READING TEXT
********************

# What do you think of these tires for my Frontier...



## jerryp58 (Jan 6, 2005)

Kumho Touring A/S 795

I like the size, ratings, specs, warranty, and price, but there are two things about them that concern me:

They're listed as Standard Touring while the *truck *tires seem to be listed as Highway Touring
They're white-wall

But, while they're not listed as truck tires per-se, I was looking at the specs and they're rated for 2194 lbs. @ 41 psi. That's more than the stock Generals.

And, I was thinking I could put the white-walls in and use Tire-Black (if that is still sold) or something similar on them.

What do ya'll think?


----------



## Gerald (May 23, 2005)

I am not an expert on tires so my opinion is just that, my opinion for whatever it is worth. I haul a lot of things in my truck and some of them pretty heavy.

In looking at the tread pattern on this tire it would not seem as well suited for my purposes as what is oem on our
trucks.

OkieScot


----------



## inyourface1650 (Oct 6, 2005)

The Touring A/S 795 is Kumho's Standard Touring All-Season tire developed to meet the needs of the drivers of *coupes, sedans and minivans* by blending long mileage and comfort with dry, wet and year-round traction, even in light snow. The Touring A/S 795 tires are intended to be one of Kumho's best values.

I dunno man, while the tires may be capable of handling that weight, they may not be designed to handle a big load for an extended period of time, like truck tires. That tread also loooks even less agressive then what my grabbers have stock...


----------



## jerryp58 (Jan 6, 2005)

inyourface1650 said:


> The Touring A/S 795 is Kumho's Standard Touring All-Season tire developed to meet the needs of the drivers of *coupes, sedans and minivans* by blending long mileage and comfort with dry, wet and year-round traction, even in light snow. The Touring A/S 795 tires are intended to be one of Kumho's best values.
> 
> I dunno man, while the tires may be capable of handling that weight, they may not be designed to handle a big load for an extended period of time, like truck tires. That tread also loooks even less agressive then what my grabbers have stock...


I finally sent an email to tirerack to get their opinions, but yeah, I am a little concerned about the Standard Touring thing too. As far as the tread goes, I'm looking more at the Survey Results than anything else. The results on the Generals suck and the Kuhmos rate really well in Dry/Wet/Snow traction.

I've been looking at these too. They're a "Highway Touring, light truck" tire that's only a couple of more pounds than the 795s. I don't want to add too much to the rolling mass 'cause I don't want to hurt my MPG.


----------



## 56cbr600rr (May 16, 2005)

********************

WRITTEN INSTRUCTION
Carry on the forum thread about tires for the Frontier from its last line.

[Image region annotations]
********************

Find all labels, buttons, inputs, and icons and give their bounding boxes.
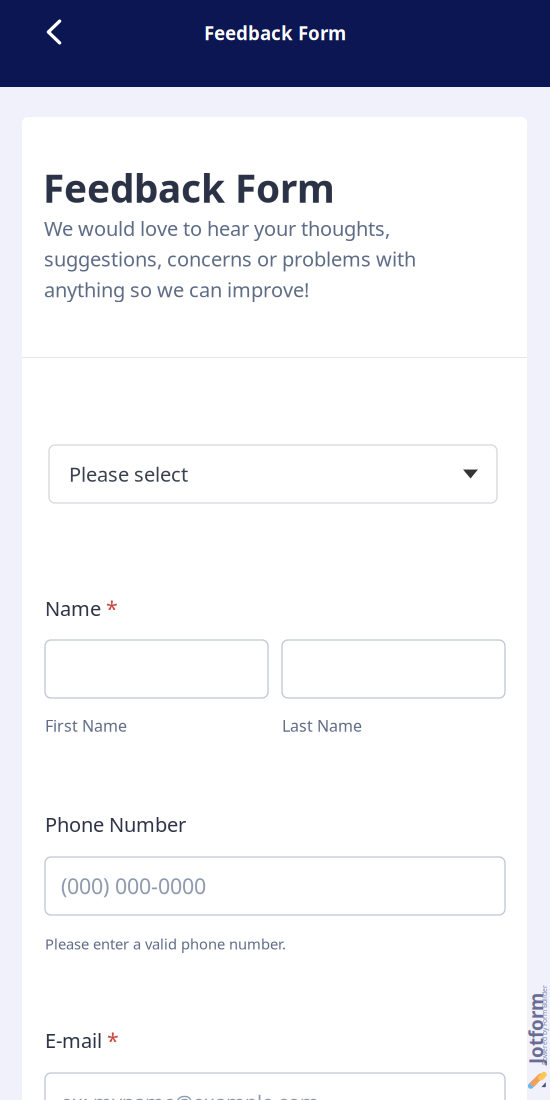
staticText: Feedback Form xyxy=(204,21,346,45)
staticText: Feedback Form xyxy=(43,162,335,213)
staticText: Jotform xyxy=(507,1023,550,1047)
staticText: Last Name xyxy=(282,715,362,736)
staticText: First Name xyxy=(45,715,127,736)
staticText: We would love to hear your thoughts, sug… xyxy=(44,215,416,303)
staticText: Please enter a valid phone number. xyxy=(45,934,286,954)
staticText: Name xyxy=(45,595,101,622)
button[interactable]: Back xyxy=(31,9,77,55)
staticText: (000) 000-0000 xyxy=(61,872,206,900)
staticText: E-mail xyxy=(45,1027,102,1054)
staticText: * xyxy=(106,594,118,622)
staticText: Powered by Form Builder xyxy=(516,1033,550,1042)
button[interactable]: Jotform, Powered by Form Builder xyxy=(529,1003,550,1093)
staticText: Phone Number xyxy=(45,811,186,838)
staticText: ex: myname@example.com xyxy=(61,1089,319,1100)
staticText: Please select xyxy=(69,461,188,487)
button[interactable]: Please select xyxy=(49,445,497,503)
staticText: * xyxy=(107,1026,119,1054)
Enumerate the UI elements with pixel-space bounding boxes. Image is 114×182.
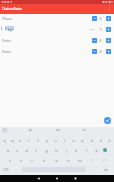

********************

TASK ANSWER
I had these exact tires on my 2000 Frontier and they are great tires! I went up a size or soo too. They are a great value too. 

Impressed enough to put kumhos on the 350z also!


----------



## jerryp58 (Jan 6, 2005)

56cbr600rr said:


> I had these exact tires on my 2000 Frontier and they are great tires! I went up a size or soo too. They are a great value too.
> 
> Impressed enough to put kumhos on the 350z also!


Which ones did you use, the *795*s or the *HT*s?

If it was the 795s, what did you do with the white-wall (or did you have black-wall)?

I've just about settled on the *Venture HT 105S SL* rated at 2028# @ 35PSI.


----------



## Marcus (Mar 28, 2004)

I used to have the Kumho 795's on my 1995 Nissan pickup. When I bought the truck used from a local dealer they were already on the truck. They worked really well for me. I hauled stuff with them all loaded up and they worked great. I don't think I ever rotated them and they lasted me about 60k miles. Mine weren't white walled, just black.


----------



## jerryp58 (Jan 6, 2005)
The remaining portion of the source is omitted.